Exercise. Below are some records. Say in a single number how many of their lines include the word "TEMPERATURES".

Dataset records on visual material
__________
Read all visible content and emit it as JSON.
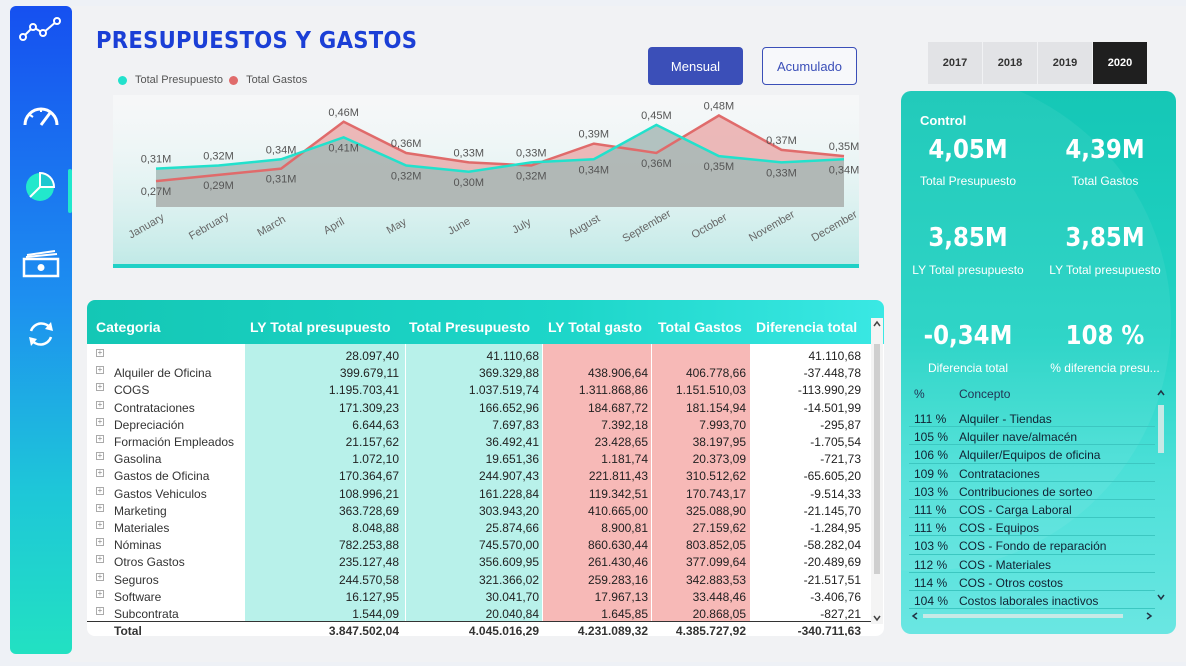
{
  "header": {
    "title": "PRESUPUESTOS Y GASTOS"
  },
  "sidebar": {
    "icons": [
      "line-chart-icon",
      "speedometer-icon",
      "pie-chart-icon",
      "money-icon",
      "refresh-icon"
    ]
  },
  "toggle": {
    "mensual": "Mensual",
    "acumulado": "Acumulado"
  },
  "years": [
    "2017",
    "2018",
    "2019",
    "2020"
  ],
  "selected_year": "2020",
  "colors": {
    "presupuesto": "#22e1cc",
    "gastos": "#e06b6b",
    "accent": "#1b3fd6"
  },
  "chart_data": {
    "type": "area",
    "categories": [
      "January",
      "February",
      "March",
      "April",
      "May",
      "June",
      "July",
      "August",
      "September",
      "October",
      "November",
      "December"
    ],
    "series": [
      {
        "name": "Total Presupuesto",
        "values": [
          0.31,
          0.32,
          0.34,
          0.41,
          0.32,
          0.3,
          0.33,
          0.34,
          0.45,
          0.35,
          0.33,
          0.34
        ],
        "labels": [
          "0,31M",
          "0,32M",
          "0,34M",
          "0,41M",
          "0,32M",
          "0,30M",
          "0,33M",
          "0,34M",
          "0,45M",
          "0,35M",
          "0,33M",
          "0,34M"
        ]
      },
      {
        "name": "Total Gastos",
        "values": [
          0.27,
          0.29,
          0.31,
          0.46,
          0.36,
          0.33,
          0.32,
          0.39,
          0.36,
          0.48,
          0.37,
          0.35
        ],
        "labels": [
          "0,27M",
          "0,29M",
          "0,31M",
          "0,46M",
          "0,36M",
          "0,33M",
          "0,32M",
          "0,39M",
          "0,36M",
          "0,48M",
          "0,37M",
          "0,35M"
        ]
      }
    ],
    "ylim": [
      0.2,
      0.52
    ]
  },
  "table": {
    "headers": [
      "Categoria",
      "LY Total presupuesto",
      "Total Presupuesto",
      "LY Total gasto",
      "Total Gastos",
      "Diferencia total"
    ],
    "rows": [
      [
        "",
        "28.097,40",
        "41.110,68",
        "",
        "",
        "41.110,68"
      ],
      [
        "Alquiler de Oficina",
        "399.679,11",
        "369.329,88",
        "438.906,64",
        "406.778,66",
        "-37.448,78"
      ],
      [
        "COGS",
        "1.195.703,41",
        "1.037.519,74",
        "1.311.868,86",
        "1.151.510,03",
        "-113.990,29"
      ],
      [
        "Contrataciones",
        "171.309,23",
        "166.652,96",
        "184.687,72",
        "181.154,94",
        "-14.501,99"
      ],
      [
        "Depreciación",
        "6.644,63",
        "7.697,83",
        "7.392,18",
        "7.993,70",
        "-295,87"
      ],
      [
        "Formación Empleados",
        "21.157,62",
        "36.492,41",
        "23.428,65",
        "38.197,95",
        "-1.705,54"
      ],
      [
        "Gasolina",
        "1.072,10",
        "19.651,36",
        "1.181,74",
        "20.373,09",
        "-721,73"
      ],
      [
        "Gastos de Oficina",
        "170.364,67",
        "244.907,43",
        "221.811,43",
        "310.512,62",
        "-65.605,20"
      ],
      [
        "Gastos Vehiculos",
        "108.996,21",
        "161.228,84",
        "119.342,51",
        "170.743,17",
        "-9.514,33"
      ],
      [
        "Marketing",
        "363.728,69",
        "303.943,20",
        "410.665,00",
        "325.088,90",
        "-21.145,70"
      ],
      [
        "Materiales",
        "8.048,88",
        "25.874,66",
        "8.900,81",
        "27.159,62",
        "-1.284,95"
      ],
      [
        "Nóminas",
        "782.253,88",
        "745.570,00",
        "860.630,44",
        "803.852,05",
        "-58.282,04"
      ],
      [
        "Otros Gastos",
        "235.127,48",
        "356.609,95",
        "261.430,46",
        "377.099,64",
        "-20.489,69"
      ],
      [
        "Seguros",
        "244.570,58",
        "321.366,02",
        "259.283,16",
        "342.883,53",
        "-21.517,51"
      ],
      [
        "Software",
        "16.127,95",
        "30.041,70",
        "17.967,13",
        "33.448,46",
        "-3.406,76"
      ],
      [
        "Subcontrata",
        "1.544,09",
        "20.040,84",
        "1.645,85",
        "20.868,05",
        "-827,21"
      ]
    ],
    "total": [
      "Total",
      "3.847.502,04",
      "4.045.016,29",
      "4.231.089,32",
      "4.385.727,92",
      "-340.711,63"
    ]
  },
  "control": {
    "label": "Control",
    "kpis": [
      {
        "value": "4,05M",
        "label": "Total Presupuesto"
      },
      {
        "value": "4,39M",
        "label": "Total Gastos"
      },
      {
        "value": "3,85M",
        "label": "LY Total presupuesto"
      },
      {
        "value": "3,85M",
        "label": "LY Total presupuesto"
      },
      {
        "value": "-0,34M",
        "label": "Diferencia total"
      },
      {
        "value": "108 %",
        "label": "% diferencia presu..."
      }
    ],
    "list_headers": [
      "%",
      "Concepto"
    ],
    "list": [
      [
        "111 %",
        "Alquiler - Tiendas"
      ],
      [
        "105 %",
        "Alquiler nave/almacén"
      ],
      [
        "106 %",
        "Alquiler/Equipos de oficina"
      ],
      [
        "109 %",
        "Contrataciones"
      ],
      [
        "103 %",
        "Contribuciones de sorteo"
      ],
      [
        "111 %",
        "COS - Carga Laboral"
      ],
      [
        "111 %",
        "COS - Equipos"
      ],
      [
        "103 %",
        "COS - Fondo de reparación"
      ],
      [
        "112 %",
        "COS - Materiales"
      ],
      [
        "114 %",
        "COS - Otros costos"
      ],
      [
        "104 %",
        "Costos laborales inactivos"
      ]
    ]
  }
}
__________
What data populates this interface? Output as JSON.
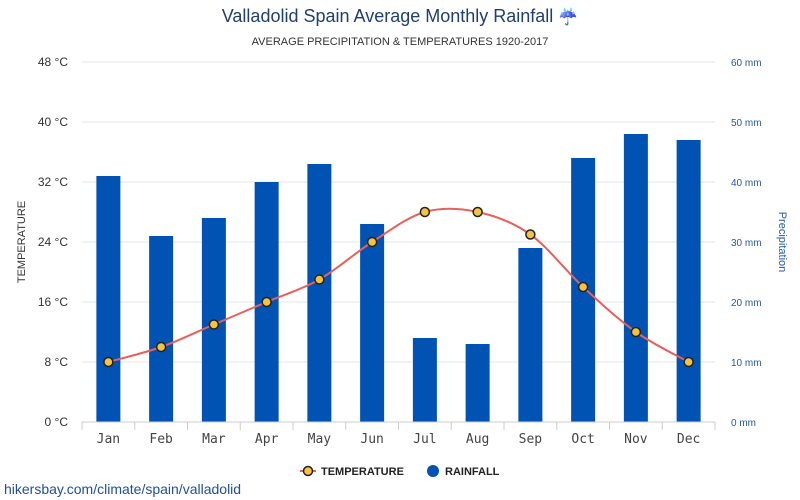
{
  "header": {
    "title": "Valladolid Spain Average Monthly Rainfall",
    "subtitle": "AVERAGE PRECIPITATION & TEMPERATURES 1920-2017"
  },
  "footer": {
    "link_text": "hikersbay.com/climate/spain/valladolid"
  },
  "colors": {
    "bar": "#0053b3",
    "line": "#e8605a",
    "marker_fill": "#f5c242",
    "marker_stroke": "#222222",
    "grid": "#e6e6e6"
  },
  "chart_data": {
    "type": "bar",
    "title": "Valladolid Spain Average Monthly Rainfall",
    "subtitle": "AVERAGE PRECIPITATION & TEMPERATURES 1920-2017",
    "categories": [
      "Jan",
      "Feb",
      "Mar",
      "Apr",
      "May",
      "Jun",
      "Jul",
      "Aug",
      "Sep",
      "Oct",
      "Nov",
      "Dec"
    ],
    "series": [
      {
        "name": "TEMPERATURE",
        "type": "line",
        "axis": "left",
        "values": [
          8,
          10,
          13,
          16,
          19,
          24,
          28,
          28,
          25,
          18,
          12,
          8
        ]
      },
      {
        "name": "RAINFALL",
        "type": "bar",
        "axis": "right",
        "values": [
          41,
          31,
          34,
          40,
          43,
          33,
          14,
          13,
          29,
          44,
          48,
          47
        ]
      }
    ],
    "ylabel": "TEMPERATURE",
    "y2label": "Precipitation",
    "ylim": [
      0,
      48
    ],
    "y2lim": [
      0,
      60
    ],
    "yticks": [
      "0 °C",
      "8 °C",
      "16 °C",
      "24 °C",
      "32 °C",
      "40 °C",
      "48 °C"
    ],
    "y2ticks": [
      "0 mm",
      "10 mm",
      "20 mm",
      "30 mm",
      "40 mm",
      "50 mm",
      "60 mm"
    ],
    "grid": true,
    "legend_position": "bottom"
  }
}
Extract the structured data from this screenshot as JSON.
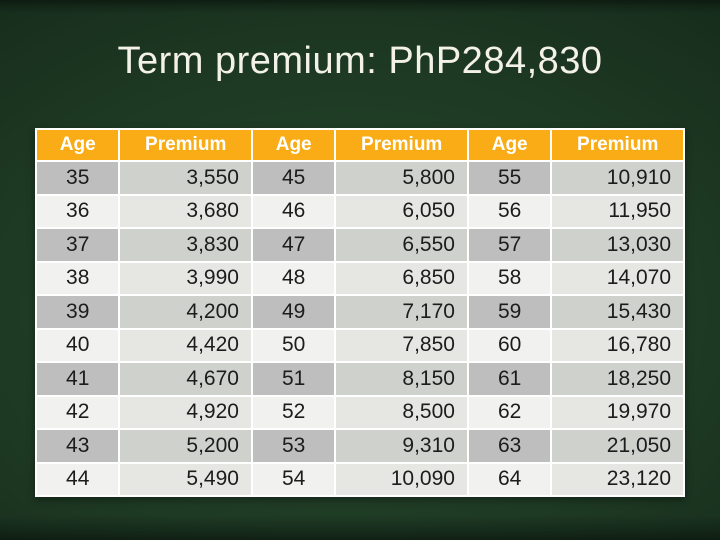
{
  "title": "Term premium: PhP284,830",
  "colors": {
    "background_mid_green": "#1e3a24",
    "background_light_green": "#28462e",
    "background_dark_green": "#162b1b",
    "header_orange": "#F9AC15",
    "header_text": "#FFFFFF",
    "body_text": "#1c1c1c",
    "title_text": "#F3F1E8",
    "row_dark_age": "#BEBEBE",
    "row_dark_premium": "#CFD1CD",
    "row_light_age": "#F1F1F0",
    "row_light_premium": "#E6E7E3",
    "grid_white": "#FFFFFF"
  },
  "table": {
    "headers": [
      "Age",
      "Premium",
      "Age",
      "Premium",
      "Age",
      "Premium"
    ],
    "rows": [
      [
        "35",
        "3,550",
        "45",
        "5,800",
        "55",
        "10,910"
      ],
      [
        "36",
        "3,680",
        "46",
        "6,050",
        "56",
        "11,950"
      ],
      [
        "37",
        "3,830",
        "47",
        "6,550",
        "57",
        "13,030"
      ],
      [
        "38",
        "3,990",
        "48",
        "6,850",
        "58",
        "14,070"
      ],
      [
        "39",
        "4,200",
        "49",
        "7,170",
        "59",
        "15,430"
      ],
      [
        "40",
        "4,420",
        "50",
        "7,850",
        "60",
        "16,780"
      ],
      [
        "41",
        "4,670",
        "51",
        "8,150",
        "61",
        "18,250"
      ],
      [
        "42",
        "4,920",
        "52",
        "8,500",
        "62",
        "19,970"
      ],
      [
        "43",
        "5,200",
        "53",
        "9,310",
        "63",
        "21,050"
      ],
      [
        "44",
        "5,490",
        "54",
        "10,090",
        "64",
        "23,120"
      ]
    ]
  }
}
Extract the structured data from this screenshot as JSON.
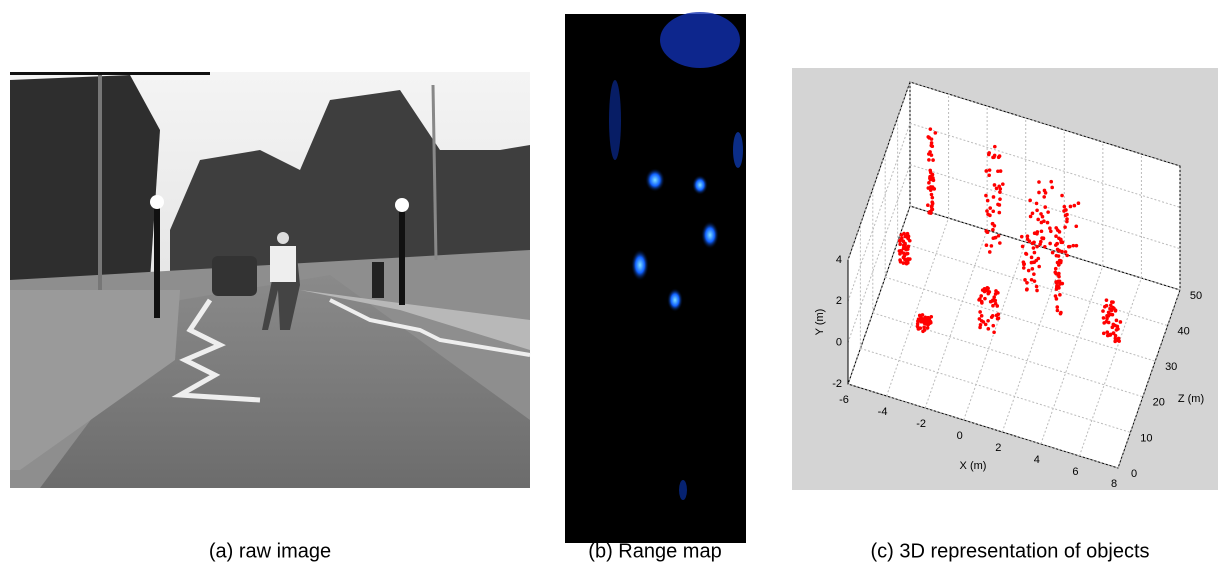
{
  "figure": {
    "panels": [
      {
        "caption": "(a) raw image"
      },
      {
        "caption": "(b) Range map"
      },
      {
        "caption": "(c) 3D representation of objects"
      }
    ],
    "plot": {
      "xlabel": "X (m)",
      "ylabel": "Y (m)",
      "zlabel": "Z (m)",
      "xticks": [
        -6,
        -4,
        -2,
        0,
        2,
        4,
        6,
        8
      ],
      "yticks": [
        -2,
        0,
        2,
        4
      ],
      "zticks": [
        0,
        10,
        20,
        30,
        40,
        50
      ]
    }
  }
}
__________
Answer to the task. 2